**Exercise details**
Each line that follows is to be retyped exactly.

**Stored data entries**
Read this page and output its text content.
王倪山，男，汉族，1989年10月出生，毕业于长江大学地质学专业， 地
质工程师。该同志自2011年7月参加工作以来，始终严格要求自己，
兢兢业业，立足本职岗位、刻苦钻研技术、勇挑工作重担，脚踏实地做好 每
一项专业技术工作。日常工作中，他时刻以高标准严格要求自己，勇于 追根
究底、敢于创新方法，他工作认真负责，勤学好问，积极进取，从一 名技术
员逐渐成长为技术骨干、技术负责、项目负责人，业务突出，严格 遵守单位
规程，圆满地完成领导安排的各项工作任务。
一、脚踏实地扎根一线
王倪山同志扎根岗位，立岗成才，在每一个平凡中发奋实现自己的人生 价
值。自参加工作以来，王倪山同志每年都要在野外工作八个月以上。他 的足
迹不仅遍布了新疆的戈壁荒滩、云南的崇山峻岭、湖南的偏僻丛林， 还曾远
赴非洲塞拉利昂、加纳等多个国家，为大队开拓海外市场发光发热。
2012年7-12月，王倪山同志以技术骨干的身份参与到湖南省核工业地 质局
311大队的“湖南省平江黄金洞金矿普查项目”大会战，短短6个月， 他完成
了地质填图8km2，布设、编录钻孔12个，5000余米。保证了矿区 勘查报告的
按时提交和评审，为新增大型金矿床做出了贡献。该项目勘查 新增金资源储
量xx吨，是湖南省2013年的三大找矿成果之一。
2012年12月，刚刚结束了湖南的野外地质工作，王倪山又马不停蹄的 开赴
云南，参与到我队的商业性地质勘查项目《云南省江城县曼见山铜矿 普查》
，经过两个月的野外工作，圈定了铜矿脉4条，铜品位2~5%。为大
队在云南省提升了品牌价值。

**The output**
Read this page and output its text content.
王倪山，男，汉族，1989年10月出生，毕业于长江大学地质学专业， 地
质工程师。该同志自2011年7月参加工作以来，始终严格要求自己，
兢兢业业，立足本职岗位、刻苦钻研技术、勇挑工作重担，脚踏实地做好 每
一项专业技术工作。日常工作中，他时刻以高标准严格要求自己，勇于 追根
究底、敢于创新方法，他工作认真负责，勤学好问，积极进取，从一 名技术
员逐渐成长为技术骨干、技术负责、项目负责人，业务突出，严格 遵守单位
规程，圆满地完成领导安排的各项工作任务。
一、脚踏实地扎根一线
王倪山同志扎根岗位，立岗成才，在每一个平凡中发奋实现自己的人生 价
值。自参加工作以来，王倪山同志每年都要在野外工作八个月以上。他 的足
迹不仅遍布了新疆的戈壁荒滩、云南的崇山峻岭、湖南的偏僻丛林， 还曾远
赴非洲塞拉利昂、加纳等多个国家，为大队开拓海外市场发光发热。
2012年7-12月，王倪山同志以技术骨干的身份参与到湖南省核工业地 质局
311大队的“湖南省平江黄金洞金矿普查项目”大会战，短短6个月， 他完成
了地质填图8km2，布设、编录钻孔12个，5000余米。保证了矿区 勘查报告的
按时提交和评审，为新增大型金矿床做出了贡献。该项目勘查 新增金资源储
量xx吨，是湖南省2013年的三大找矿成果之一。
2012年12月，刚刚结束了湖南的野外地质工作，王倪山又马不停蹄的 开赴
云南，参与到我队的商业性地质勘查项目《云南省江城县曼见山铜矿 普查》
，经过两个月的野外工作，圈定了铜矿脉4条，铜品位2~5%。为大
队在云南省提升了品牌价值。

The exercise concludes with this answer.